==== Dataset records

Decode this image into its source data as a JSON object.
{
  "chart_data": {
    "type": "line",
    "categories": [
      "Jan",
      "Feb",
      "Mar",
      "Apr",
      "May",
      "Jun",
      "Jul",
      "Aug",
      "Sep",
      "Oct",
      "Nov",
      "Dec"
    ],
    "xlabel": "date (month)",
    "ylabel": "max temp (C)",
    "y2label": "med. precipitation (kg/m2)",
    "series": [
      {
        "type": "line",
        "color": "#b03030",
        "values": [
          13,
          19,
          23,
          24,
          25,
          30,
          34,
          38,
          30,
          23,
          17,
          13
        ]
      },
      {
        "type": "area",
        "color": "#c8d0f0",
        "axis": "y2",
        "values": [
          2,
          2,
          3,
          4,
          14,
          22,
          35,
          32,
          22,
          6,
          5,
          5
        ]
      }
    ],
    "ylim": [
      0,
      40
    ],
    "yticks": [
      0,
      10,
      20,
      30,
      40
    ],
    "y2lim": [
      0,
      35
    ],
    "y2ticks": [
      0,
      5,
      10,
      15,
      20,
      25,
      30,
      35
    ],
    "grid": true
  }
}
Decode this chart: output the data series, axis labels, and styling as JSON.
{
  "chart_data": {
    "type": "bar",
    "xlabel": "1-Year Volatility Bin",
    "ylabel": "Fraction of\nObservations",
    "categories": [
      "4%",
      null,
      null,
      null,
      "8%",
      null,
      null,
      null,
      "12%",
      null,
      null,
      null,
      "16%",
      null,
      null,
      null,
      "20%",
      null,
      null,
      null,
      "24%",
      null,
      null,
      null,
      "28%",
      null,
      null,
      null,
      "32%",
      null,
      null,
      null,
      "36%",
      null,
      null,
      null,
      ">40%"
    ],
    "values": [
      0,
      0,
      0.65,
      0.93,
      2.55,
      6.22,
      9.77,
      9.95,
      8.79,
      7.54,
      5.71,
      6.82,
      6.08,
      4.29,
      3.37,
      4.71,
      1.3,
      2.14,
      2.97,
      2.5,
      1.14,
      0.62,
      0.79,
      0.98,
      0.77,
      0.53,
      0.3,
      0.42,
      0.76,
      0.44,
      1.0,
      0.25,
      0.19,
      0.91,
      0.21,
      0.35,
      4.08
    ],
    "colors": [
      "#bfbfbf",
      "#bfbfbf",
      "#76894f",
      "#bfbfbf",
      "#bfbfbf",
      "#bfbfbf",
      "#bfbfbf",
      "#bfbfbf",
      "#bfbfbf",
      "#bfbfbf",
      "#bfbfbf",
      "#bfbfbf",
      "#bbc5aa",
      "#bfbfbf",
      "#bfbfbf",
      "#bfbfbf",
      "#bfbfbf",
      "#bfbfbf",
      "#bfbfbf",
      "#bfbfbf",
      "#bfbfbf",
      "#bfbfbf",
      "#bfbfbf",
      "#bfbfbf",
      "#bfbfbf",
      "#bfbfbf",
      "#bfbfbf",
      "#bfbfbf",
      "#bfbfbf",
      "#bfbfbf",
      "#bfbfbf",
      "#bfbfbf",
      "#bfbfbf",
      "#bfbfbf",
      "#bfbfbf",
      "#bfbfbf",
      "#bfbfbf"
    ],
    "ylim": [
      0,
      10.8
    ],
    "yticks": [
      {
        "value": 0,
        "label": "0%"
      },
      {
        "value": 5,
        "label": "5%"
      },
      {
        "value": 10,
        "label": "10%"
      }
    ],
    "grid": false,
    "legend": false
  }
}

========

▸ Brief
The entries above must be returned in full, exactly as shown.

▸ Answer below
Decode this image into its source data as a JSON object.
{
  "chart_data": {
    "type": "line",
    "categories": [
      "Jan",
      "Feb",
      "Mar",
      "Apr",
      "May",
      "Jun",
      "Jul",
      "Aug",
      "Sep",
      "Oct",
      "Nov",
      "Dec"
    ],
    "xlabel": "date (month)",
    "ylabel": "max temp (C)",
    "y2label": "med. precipitation (kg/m2)",
    "series": [
      {
        "type": "line",
        "color": "#b03030",
        "values": [
          13,
          19,
          23,
          24,
          25,
          30,
          34,
          38,
          30,
          23,
          17,
          13
        ]
      },
      {
        "type": "area",
        "color": "#c8d0f0",
        "axis": "y2",
        "values": [
          2,
          2,
          3,
          4,
          14,
          22,
          35,
          32,
          22,
          6,
          5,
          5
        ]
      }
    ],
    "ylim": [
      0,
      40
    ],
    "yticks": [
      0,
      10,
      20,
      30,
      40
    ],
    "y2lim": [
      0,
      35
    ],
    "y2ticks": [
      0,
      5,
      10,
      15,
      20,
      25,
      30,
      35
    ],
    "grid": true
  }
}
Decode this chart: output the data series, axis labels, and styling as JSON.
{
  "chart_data": {
    "type": "bar",
    "xlabel": "1-Year Volatility Bin",
    "ylabel": "Fraction of\nObservations",
    "categories": [
      "4%",
      null,
      null,
      null,
      "8%",
      null,
      null,
      null,
      "12%",
      null,
      null,
      null,
      "16%",
      null,
      null,
      null,
      "20%",
      null,
      null,
      null,
      "24%",
      null,
      null,
      null,
      "28%",
      null,
      null,
      null,
      "32%",
      null,
      null,
      null,
      "36%",
      null,
      null,
      null,
      ">40%"
    ],
    "values": [
      0,
      0,
      0.65,
      0.93,
      2.55,
      6.22,
      9.77,
      9.95,
      8.79,
      7.54,
      5.71,
      6.82,
      6.08,
      4.29,
      3.37,
      4.71,
      1.3,
      2.14,
      2.97,
      2.5,
      1.14,
      0.62,
      0.79,
      0.98,
      0.77,
      0.53,
      0.3,
      0.42,
      0.76,
      0.44,
      1.0,
      0.25,
      0.19,
      0.91,
      0.21,
      0.35,
      4.08
    ],
    "colors": [
      "#bfbfbf",
      "#bfbfbf",
      "#76894f",
      "#bfbfbf",
      "#bfbfbf",
      "#bfbfbf",
      "#bfbfbf",
      "#bfbfbf",
      "#bfbfbf",
      "#bfbfbf",
      "#bfbfbf",
      "#bfbfbf",
      "#bbc5aa",
      "#bfbfbf",
      "#bfbfbf",
      "#bfbfbf",
      "#bfbfbf",
      "#bfbfbf",
      "#bfbfbf",
      "#bfbfbf",
      "#bfbfbf",
      "#bfbfbf",
      "#bfbfbf",
      "#bfbfbf",
      "#bfbfbf",
      "#bfbfbf",
      "#bfbfbf",
      "#bfbfbf",
      "#bfbfbf",
      "#bfbfbf",
      "#bfbfbf",
      "#bfbfbf",
      "#bfbfbf",
      "#bfbfbf",
      "#bfbfbf",
      "#bfbfbf",
      "#bfbfbf"
    ],
    "ylim": [
      0,
      10.8
    ],
    "yticks": [
      {
        "value": 0,
        "label": "0%"
      },
      {
        "value": 5,
        "label": "5%"
      },
      {
        "value": 10,
        "label": "10%"
      }
    ],
    "grid": false,
    "legend": false
  }
}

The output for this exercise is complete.